- Data supplied:
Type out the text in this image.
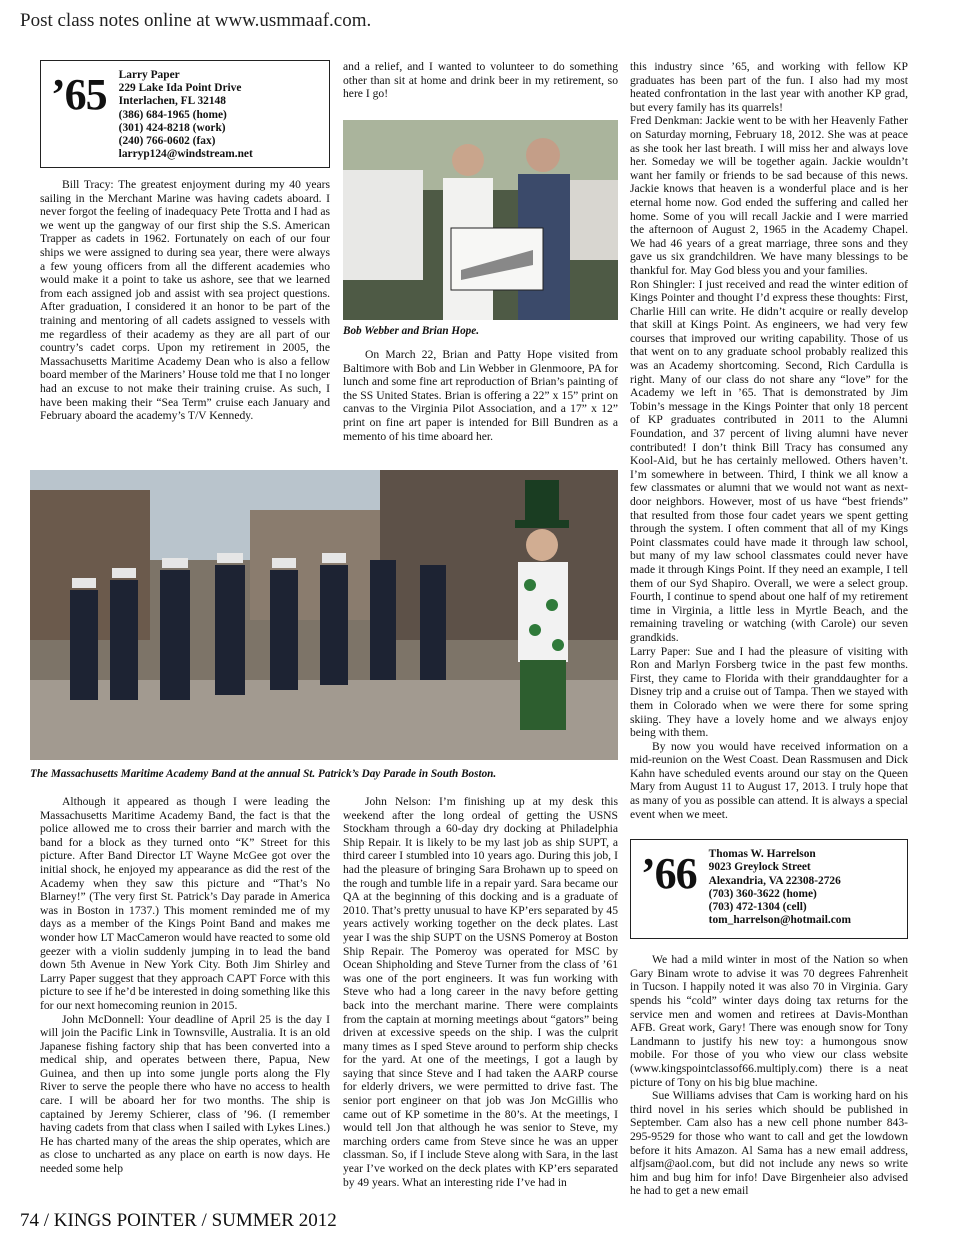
Post class notes online at www.usmmaaf.com.
’65 Larry Paper
229 Lake Ida Point Drive
Interlachen, FL 32148
(386) 684-1965 (home)
(301) 424-8218 (work)
(240) 766-0602 (fax)
larryp124@windstream.net

Bill Tracy: The greatest enjoyment during my 40 years sailing in the Merchant Marine was having cadets aboard. I never forgot the feeling of inadequacy Pete Trotta and I had as we went up the gangway of our first ship the S.S. American Trapper as cadets in 1962. Fortunately on each of our four ships we were assigned to during sea year, there were always a few young officers from all the different academies who would make it a point to take us ashore, see that we learned from each assigned job and assist with sea project questions. After graduation, I considered it an honor to be part of the training and mentoring of all cadets assigned to vessels with me regardless of their academy as they are all part of our country’s cadet corps. Upon my retirement in 2005, the Massachusetts Maritime Academy Dean who is also a fellow board member of the Mariners’ House told me that I no longer had an excuse to not make their training cruise. As such, I have been making their “Sea Term” cruise each January and February aboard the academy’s T/V Kennedy.

and a relief, and I wanted to volunteer to do something other than sit at home and drink beer in my retirement, so here I go!

Bob Webber and Brian Hope.

On March 22, Brian and Patty Hope visited from Baltimore with Bob and Lin Webber in Glenmoore, PA for lunch and some fine art reproduction of Brian’s painting of the SS United States. Brian is offering a 22” x 15” print on canvas to the Virginia Pilot Association, and a 17” x 12” print on fine art paper is intended for Bill Bundren as a memento of his time aboard her.

this industry since ’65, and working with fellow KP graduates has been part of the fun. I also had my most heated confrontation in the last year with another KP grad, but every family has its quarrels!

Fred Denkman: Jackie went to be with her Heavenly Father on Saturday morning, February 18, 2012. She was at peace as she took her last breath. I will miss her and always love her. Someday we will be together again. Jackie wouldn’t want her family or friends to be sad because of this news. Jackie knows that heaven is a wonderful place and is her eternal home now. God ended the suffering and called her home. Some of you will recall Jackie and I were married the afternoon of August 2, 1965 in the Academy Chapel. We had 46 years of a great marriage, three sons and they gave us six grandchildren. We have many blessings to be thankful for. May God bless you and your families.

Ron Shingler: I just received and read the winter edition of Kings Pointer and thought I’d express these thoughts: First, Charlie Hill can write. He didn’t acquire or really develop that skill at Kings Point. As engineers, we had very few courses that improved our writing capability. Those of us that went on to any graduate school probably realized this was an Academy shortcoming. Second, Rich Cardulla is right. Many of our class do not share any “love” for the Academy we left in ’65. That is demonstrated by Jim Tobin’s message in the Kings Pointer that only 18 percent of KP graduates contributed in 2011 to the Alumni Foundation, and 37 percent of living alumni have never contributed! I don’t think Bill Tracy has consumed any Kool-Aid, but he has certainly mellowed. Others haven’t. I’m somewhere in between. Third, I think we all know a few classmates or alumni that we would not want as next-door neighbors. However, most of us have “best friends” that resulted from those four cadet years we spent getting through the system. I often comment that all of my Kings Point classmates could have made it through law school, but many of my law school classmates could never have made it through Kings Point. If they need an example, I tell them of our Syd Shapiro. Overall, we were a select group. Fourth, I continue to spend about one half of my retirement time in Virginia, a little less in Myrtle Beach, and the remaining traveling or watching (with Carole) our seven grandkids.

Larry Paper: Sue and I had the pleasure of visiting with Ron and Marlyn Forsberg twice in the past few months. First, they came to Florida with their granddaughter for a Disney trip and a cruise out of Tampa. Then we stayed with them in Colorado when we were there for some spring skiing. They have a lovely home and we always enjoy being with them.

By now you would have received information on a mid-reunion on the West Coast. Dean Rassmusen and Dick Kahn have scheduled events around our stay on the Queen Mary from August 11 to August 17, 2013. I truly hope that as many of you as possible can attend. It is always a special event when we meet.

’66 Thomas W. Harrelson
9023 Greylock Street
Alexandria, VA 22308-2726
(703) 360-3622 (home)
(703) 472-1304 (cell)
tom_harrelson@hotmail.com

We had a mild winter in most of the Nation so when Gary Binam wrote to advise it was 70 degrees Fahrenheit in Tucson. I happily noted it was also 70 in Virginia. Gary spends his “cold” winter days doing tax returns for the service men and women and retirees at Davis-Monthan AFB. Great work, Gary! There was enough snow for Tony Landmann to justify his new toy: a humongous snow mobile. For those of you who view our class website (www.kingspointclassof66.multiply.com) there is a neat picture of Tony on his big blue machine.

Sue Williams advises that Cam is working hard on his third novel in his series which should be published in September. Cam also has a new cell phone number 843-295-9529 for those who want to call and get the lowdown before it hits Amazon. Al Sama has a new email address, alfjsam@aol.com, but did not include any news so write him and bug him for info! Dave Birgenheier also advised he had to get a new email

The Massachusetts Maritime Academy Band at the annual St. Patrick’s Day Parade in South Boston.

Although it appeared as though I were leading the Massachusetts Maritime Academy Band, the fact is that the police allowed me to cross their barrier and march with the band for a block as they turned onto “K” Street for this picture. After Band Director LT Wayne McGee got over the initial shock, he enjoyed my appearance as did the rest of the Academy when they saw this picture and “That’s No Blarney!” (The very first St. Patrick’s Day parade in America was in Boston in 1737.) This moment reminded me of my days as a member of the Kings Point Band and makes me wonder how LT MacCameron would have reacted to some old geezer with a violin suddenly jumping in to lead the band down 5th Avenue in New York City. Both Jim Shirley and Larry Paper suggest that they approach CAPT Force with this picture to see if he’d be interested in doing something like this for our next homecoming reunion in 2015.

John McDonnell: Your deadline of April 25 is the day I will join the Pacific Link in Townsville, Australia. It is an old Japanese fishing factory ship that has been converted into a medical ship, and operates between there, Papua, New Guinea, and then up into some jungle ports along the Fly River to serve the people there who have no access to health care. I will be aboard her for two months. The ship is captained by Jeremy Schierer, class of ’96. (I remember having cadets from that class when I sailed with Lykes Lines.) He has charted many of the areas the ship operates, which are as close to uncharted as any place on earth is now days. He needed some help

John Nelson: I’m finishing up at my desk this weekend after the long ordeal of getting the USNS Stockham through a 60-day dry docking at Philadelphia Ship Repair. It is likely to be my last job as ship SUPT, a third career I stumbled into 10 years ago. During this job, I had the pleasure of bringing Sara Brohawn up to speed on the rough and tumble life in a repair yard. Sara became our QA at the beginning of this docking and is a graduate of 2010. That’s pretty unusual to have KP’ers separated by 45 years actively working together on the deck plates. Last year I was the ship SUPT on the USNS Pomeroy at Boston Ship Repair. The Pomeroy was operated for MSC by Ocean Shipholding and Steve Turner from the class of ’61 was one of the port engineers. It was fun working with Steve who had a long career in the navy before getting back into the merchant marine. There were complaints from the captain at morning meetings about “gators” being driven at excessive speeds on the ship. I was the culprit many times as I sped Steve around to perform ship checks for the yard. At one of the meetings, I got a laugh by saying that since Steve and I had taken the AARP course for elderly drivers, we were permitted to drive fast. The senior port engineer on that job was Jon McGillis who came out of KP sometime in the 80’s. At the meetings, I would tell Jon that although he was senior to Steve, my marching orders came from Steve since he was an upper classman. So, if I include Steve along with Sara, in the last year I’ve worked on the deck plates with KP’ers separated by 49 years. What an interesting ride I’ve had in

74 / KINGS POINTER / SUMMER 2012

- Task objective: Scan the lines above for "cell", then copy every one that has it.

- Solution to the exercise:
(703) 472-1304 (cell)
Sue Williams advises that Cam is working hard on his third novel in his series which should be published in September. Cam also has a new cell phone number 843-295-9529 for those who want to call and get the lowdown before it hits Amazon. Al Sama has a new email address, alfjsam@aol.com, but did not include any news so write him and bug him for info! Dave Birgenheier also advised he had to get a new email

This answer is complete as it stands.